_AIM OF THE TASK_:
Pick out each line in the items below that contains the word "down", and copy those lines.

[Region and label listings]

────────

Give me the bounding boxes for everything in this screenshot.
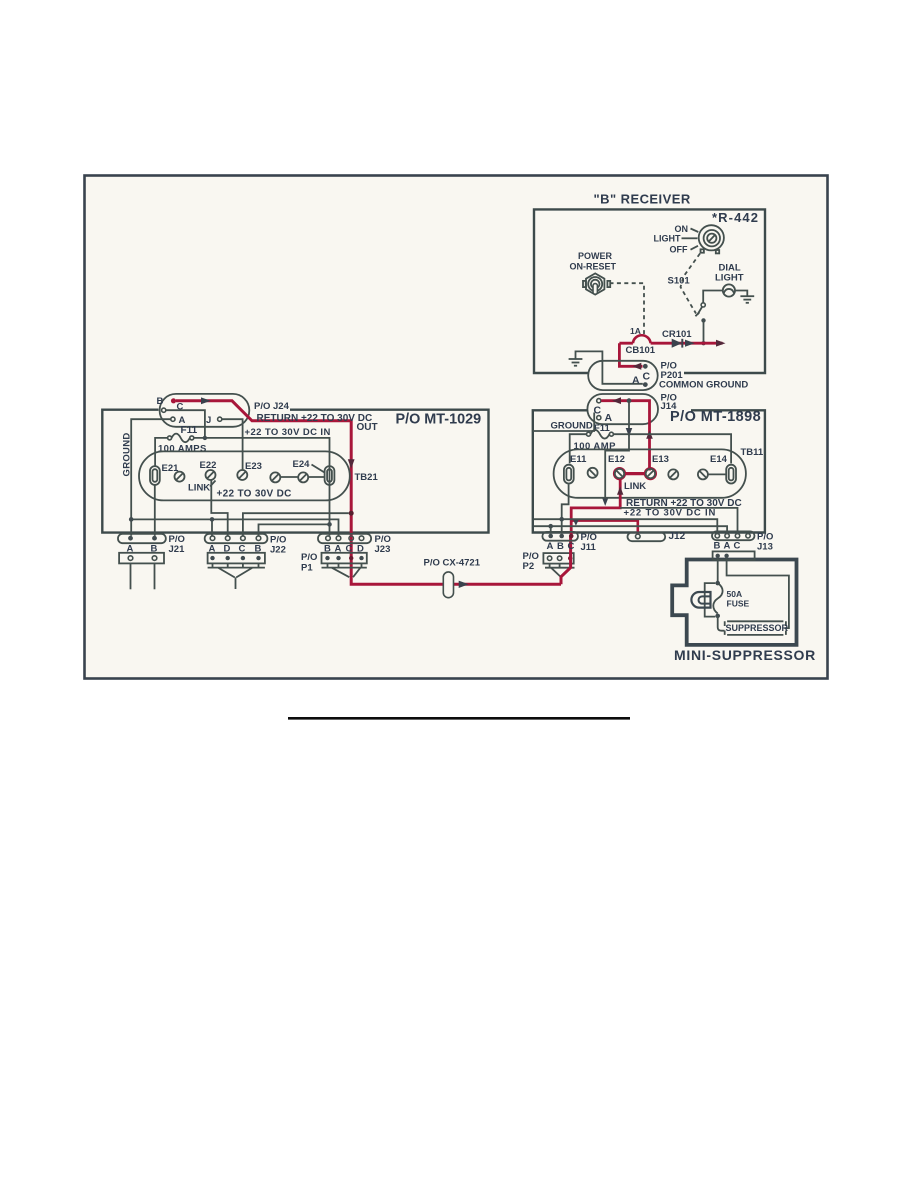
svg-text:"B" RECEIVER: "B" RECEIVER [594, 192, 691, 207]
label POWER ON-RESET [570, 251, 617, 271]
connector J12 shell [628, 532, 666, 541]
label E23 [245, 461, 262, 472]
label S101 [668, 276, 691, 287]
node ground rail at J24-A drop [129, 517, 134, 522]
svg-text:OUT: OUT [357, 422, 378, 433]
wire pin to fuse node [717, 558, 719, 583]
svg-text:B: B [714, 540, 721, 551]
connector P201 [588, 361, 658, 390]
plug P1 shell [322, 553, 367, 564]
screw terminal E21 [175, 472, 185, 482]
svg-text:RETURN +22 TO 30V DC: RETURN +22 TO 30V DC [257, 413, 373, 424]
label 100 AMPS [158, 444, 207, 455]
label E21 [162, 463, 180, 474]
flow arrow up toward E13 [646, 430, 653, 439]
svg-text:FUSE: FUSE [727, 598, 750, 608]
label P/O MT-1029 [396, 411, 482, 427]
node P201 pin C [643, 364, 648, 369]
wire fuse right lead +22V IN rail [194, 438, 330, 536]
connector J23 shell [318, 534, 371, 543]
svg-text:C: C [568, 541, 575, 552]
svg-text:ON: ON [675, 224, 689, 234]
flow arrow on J24 red wire [201, 397, 211, 404]
caption rule line [288, 717, 630, 720]
node junction on J14 wire [627, 398, 632, 403]
node red wire junction to J22 C [349, 511, 354, 516]
dashed mechanical link rotary to S101 contact [681, 254, 701, 314]
node +22V IN rail junction [327, 522, 332, 527]
svg-text:+22 TO 30V DC: +22 TO 30V DC [217, 488, 292, 499]
pin J21 A [128, 536, 133, 541]
label "B" RECEIVER [594, 192, 691, 207]
screw terminal E11 [588, 468, 598, 478]
svg-text:E23: E23 [245, 461, 262, 472]
label RETURN +22 TO 30V DC [626, 498, 742, 509]
wire screw to E14 post [708, 473, 727, 475]
svg-text:P/O MT-1898: P/O MT-1898 [670, 409, 761, 425]
flow arrow into J14 pin C [612, 397, 621, 404]
pin J14 A contact [597, 416, 601, 420]
label P/O MT-1898 [670, 409, 761, 425]
label 1A [630, 326, 641, 336]
label LINK [624, 481, 646, 492]
pin labels A D C B (J22) [209, 543, 262, 554]
label DIAL LIGHT [715, 263, 744, 284]
pin label A (J14) [605, 412, 613, 424]
node lower rail at J11-A [548, 524, 553, 529]
screw terminal TB11 unlabeled a [668, 469, 678, 479]
label LIGHT with tick [654, 234, 698, 244]
fuse F11 100 AMPS [168, 434, 194, 443]
wire RETURN +22V OUT from J24 pin B (red main) [176, 401, 561, 585]
label TB21 [355, 472, 379, 483]
wire fuse left lead to E21 post [155, 438, 168, 466]
ground in receiver [569, 359, 583, 366]
screw terminal E24 a [270, 472, 280, 482]
fuse holder outline [705, 583, 716, 617]
suppressor block label frame [725, 621, 786, 635]
wire +22V IN branch to J12 (red) [571, 521, 638, 534]
wire fuse to SUPPRESSOR [718, 616, 725, 631]
wires below J21 plug [131, 563, 155, 589]
pins J22 A D C B [210, 536, 261, 541]
svg-text:GROUND: GROUND [551, 420, 593, 431]
node fuse top [715, 581, 720, 586]
svg-text:+22 TO 30V DC IN: +22 TO 30V DC IN [245, 427, 331, 438]
pin labels A B (J21) [127, 543, 158, 554]
flow arrow down on +22V IN branch [573, 519, 580, 526]
label E22 [200, 460, 217, 471]
svg-text:E14: E14 [710, 454, 728, 465]
wire J14 junction to RETURN line (black) [605, 401, 629, 498]
terminal post right (E24 side) [325, 466, 335, 485]
wire CB101 to P201 pin C (red) [619, 343, 642, 366]
label F11 (MT-1029) [181, 425, 198, 436]
wire J22 pin C to red +22V line [243, 513, 349, 535]
screw terminal E23 [237, 470, 247, 480]
arrow end of receiver feed wire [716, 340, 726, 347]
label +22 TO 30V DC IN [245, 427, 331, 438]
svg-text:J23: J23 [375, 544, 391, 555]
label MINI-SUPPRESSOR [674, 647, 816, 663]
wire E24 screws link [281, 476, 298, 478]
wire J11 pin A stub [550, 526, 552, 534]
label P/O J24 [254, 401, 290, 412]
label 100 AMP [574, 441, 617, 452]
label OUT [357, 422, 378, 433]
cable harness below P1 [322, 563, 367, 577]
wire J22 pin B to +22V IN rail [259, 524, 330, 535]
node J24 pin B (red) [171, 398, 176, 403]
pin J12 [636, 534, 641, 539]
svg-text:CR101: CR101 [662, 329, 692, 340]
svg-text:OFF: OFF [670, 245, 688, 255]
svg-text:MINI-SUPPRESSOR: MINI-SUPPRESSOR [674, 647, 816, 663]
label P/O J13 [757, 531, 773, 552]
label SUPPRESSOR [726, 623, 789, 633]
svg-text:*R-442: *R-442 [712, 210, 759, 225]
pins J23 B A C D [326, 536, 364, 541]
pin label A (P201) [632, 375, 640, 387]
page border frame [85, 176, 828, 679]
wire ground rail to J22 pin A and J23 pin A [131, 519, 338, 535]
node fuse bottom [715, 614, 720, 619]
label RETURN +22 TO 30V DC [257, 413, 373, 424]
wire J24 pin A to ground rail [131, 419, 171, 536]
pin labels A B C (J11) [547, 541, 575, 552]
pin J21 B [152, 536, 157, 541]
plug P1 pins [325, 556, 363, 560]
label COMMON GROUND [659, 380, 748, 391]
label CB101 [626, 345, 656, 356]
svg-text:E13: E13 [652, 454, 669, 465]
svg-text:F11: F11 [594, 423, 611, 434]
label CR101 [662, 329, 692, 340]
label +22 TO 30V DC IN (MT-1898) [624, 507, 717, 518]
wire J24 pin J to E23 [222, 419, 243, 469]
pins J11 A B C [548, 534, 573, 539]
svg-text:J13: J13 [757, 541, 773, 552]
svg-text:LINK: LINK [188, 483, 210, 494]
label *R-442 [712, 210, 759, 225]
label E24 with pointer [293, 459, 325, 473]
terminal post E11 [564, 465, 574, 484]
label LINK with pointer [188, 481, 216, 494]
svg-text:P/O MT-1029: P/O MT-1029 [396, 411, 482, 427]
pin J24 A contact [171, 417, 175, 421]
wire ground rail to J13 pin B [534, 519, 717, 534]
connector J14 [587, 394, 658, 424]
fuse 50A element [713, 583, 722, 613]
pin J14 C contact [597, 399, 601, 403]
terminal board TB21 [139, 451, 350, 500]
fuse cap symbol [691, 592, 710, 608]
label GROUND (vertical, MT-1029) [122, 432, 133, 476]
pin labels B A C (J13) [714, 540, 741, 551]
plug P2 pins [547, 556, 572, 560]
terminal board TB11 [554, 449, 746, 497]
flow arrow into P201 pin C [632, 363, 641, 370]
connector J21 shell [118, 534, 166, 543]
svg-text:J11: J11 [581, 542, 597, 553]
"B" RECEIVER enclosure box [534, 209, 765, 373]
terminal post left (E21 side) [150, 466, 160, 485]
label P/O P201 [661, 361, 684, 381]
label P/O J21 [169, 534, 186, 555]
label 50A FUSE [727, 589, 750, 608]
label E14 [710, 454, 728, 465]
svg-text:E22: E22 [200, 460, 217, 471]
suppressor input connector shell [713, 551, 755, 560]
pin J24 J contact [218, 417, 222, 421]
label P/O J22 [270, 535, 286, 556]
toggle switch POWER ON-RESET [583, 273, 610, 294]
plug shell below J22 [208, 553, 265, 564]
svg-text:E11: E11 [570, 454, 587, 465]
wire fuse to E11 post [570, 434, 587, 463]
wire lamp left lead to switch contact [703, 291, 723, 303]
svg-text:100 AMP: 100 AMP [574, 441, 617, 452]
node S101 fixed contact [701, 318, 705, 322]
pin label C (P201) [643, 371, 651, 383]
lamp DIAL LIGHT [723, 284, 735, 296]
suppressor connector pins [716, 554, 729, 558]
svg-text:C: C [734, 540, 741, 551]
label P/O J23 [375, 534, 391, 555]
label E12 [608, 454, 625, 465]
svg-text:B: B [557, 541, 564, 552]
svg-text:ON-RESET: ON-RESET [570, 261, 617, 271]
svg-text:P2: P2 [523, 561, 535, 572]
label P/O J14 [661, 392, 678, 412]
svg-text:A: A [632, 375, 640, 387]
svg-text:J22: J22 [270, 545, 286, 556]
pins J13 B A C - [715, 534, 750, 538]
svg-text:P1: P1 [301, 562, 313, 573]
svg-text:TB21: TB21 [355, 472, 379, 483]
svg-text:CB101: CB101 [626, 345, 656, 356]
label +22 TO 30V DC [217, 488, 292, 499]
circuit breaker CB101 [619, 335, 722, 343]
wire E21 post to J21 pin B [154, 485, 156, 536]
screw terminal E22 [206, 470, 216, 480]
node fuse rail junction [203, 436, 207, 440]
svg-text:P/O CX-4721: P/O CX-4721 [424, 557, 481, 568]
label P/O P1 [301, 552, 317, 573]
svg-text:LIGHT: LIGHT [715, 272, 744, 283]
wire pin A loop around suppressor [727, 558, 789, 628]
svg-text:J12: J12 [669, 531, 686, 542]
wire E11 post to J11 pin B [562, 484, 569, 534]
screw terminal E13 [646, 469, 655, 478]
node P201 pin A [643, 382, 648, 387]
svg-text:B: B [157, 396, 164, 407]
pin label A (J24) [179, 415, 186, 426]
svg-text:A: A [724, 540, 731, 551]
connector J13 shell [712, 531, 755, 540]
plug P2 shell [543, 553, 573, 564]
flow arrow on CB101 output wire [685, 340, 695, 347]
svg-text:J: J [206, 415, 211, 426]
label P/O J11 [581, 532, 597, 553]
fuse F11 100 AMP [587, 430, 614, 439]
wire lower ground rail to J13 pin A [534, 526, 727, 534]
screw terminal E24 b [298, 472, 308, 482]
MINI-SUPPRESSOR enclosure box [672, 560, 796, 645]
terminal post E14 [726, 465, 736, 484]
svg-text:LINK: LINK [624, 481, 646, 492]
connector J22 shell [205, 534, 268, 543]
flow arrow on CX-4721 cable [459, 581, 469, 588]
plug shell below J21 [119, 553, 164, 564]
connector J11 shell [542, 532, 578, 541]
connector J24 [160, 394, 250, 427]
svg-text:E24: E24 [293, 459, 311, 470]
link strap E12-E13 (red) [614, 468, 656, 479]
svg-text:100 AMPS: 100 AMPS [158, 444, 207, 455]
label E11 [570, 454, 587, 465]
rotary light switch (panel control of S101) [699, 225, 724, 253]
wire fuse to E14 post [613, 434, 731, 463]
svg-text:A: A [547, 541, 554, 552]
pin label C (J14) [594, 405, 602, 417]
label OFF with tick [670, 245, 699, 255]
arrow black wire into RETURN line [602, 498, 608, 506]
diode CR101 [672, 339, 683, 348]
label ON with tick [675, 224, 699, 234]
wire E12 to RETURN corner (red) [571, 479, 620, 536]
switch S101 moving contact [695, 303, 705, 316]
plug pins below J21 [128, 556, 157, 561]
cable harness below P2 [545, 564, 575, 577]
cable harness below J22 [208, 563, 265, 589]
label E13 [652, 454, 669, 465]
cable sleeve CX-4721 [443, 572, 453, 598]
label TB11 [741, 447, 764, 458]
wire RETURN to J13 pin C [620, 508, 737, 534]
pin label C (J24) [177, 402, 184, 413]
wire S101 to CB101 output line [701, 320, 705, 345]
wire E22 to J22 pin D [211, 480, 227, 536]
svg-text:LIGHT: LIGHT [654, 234, 681, 244]
pin label J (J24) [206, 415, 211, 426]
flow arrow down on black wire [626, 428, 633, 437]
screw terminal E12 [615, 469, 624, 478]
svg-text:TB11: TB11 [741, 447, 764, 458]
ground at dial light [740, 296, 754, 303]
pin label B (J24) [157, 396, 164, 407]
label J12 [669, 531, 686, 542]
svg-text:POWER: POWER [578, 251, 613, 261]
P/O MT-1898 enclosure box [533, 410, 765, 532]
wire J14 pin C feed (red) [601, 401, 649, 471]
svg-text:S101: S101 [668, 276, 691, 287]
label GROUND (MT-1898) with frame [533, 413, 594, 432]
wire lamp right lead to ground [735, 291, 747, 296]
wire P2 pin C up to J11 (red) [561, 536, 571, 585]
wire J24 pin C to fuse line [166, 410, 205, 438]
svg-text:F11: F11 [181, 425, 198, 436]
svg-text:E12: E12 [608, 454, 625, 465]
screw terminal TB11 unlabeled b [698, 469, 708, 479]
flow arrow down at TB21 right post [348, 459, 355, 468]
wire E24 screw to right post [308, 476, 325, 478]
label P/O CX-4721 [424, 557, 481, 568]
wire receiver ground to P201 pin A [576, 351, 643, 383]
P/O MT-1029 enclosure box [102, 410, 488, 533]
dashed link toggle to CB101 [610, 283, 645, 335]
svg-text:COMMON GROUND: COMMON GROUND [659, 380, 748, 391]
svg-text:+22 TO 30V DC IN: +22 TO 30V DC IN [624, 507, 717, 518]
pin J24 C contact [162, 408, 166, 412]
pin labels B A C D (J23) [324, 543, 364, 554]
node ground rail at J22-A drop [210, 517, 215, 522]
svg-text:C: C [643, 371, 651, 383]
svg-text:J21: J21 [169, 544, 186, 555]
svg-text:P/O J24: P/O J24 [254, 401, 290, 412]
node ground rail at J11-B [559, 517, 564, 522]
svg-text:SUPPRESSOR: SUPPRESSOR [726, 623, 789, 633]
label F11 (MT-1898) [594, 423, 611, 434]
flow arrow up on E12 wire [617, 486, 623, 494]
label P/O P2 [523, 551, 539, 572]
plug pins below J22 [210, 556, 260, 560]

────────

_COMPLETED EXERCISE_:
flow arrow down on +22V IN branch [573, 519, 580, 526]
flow arrow down on black wire [626, 428, 633, 437]
flow arrow down at TB21 right post [348, 459, 355, 468]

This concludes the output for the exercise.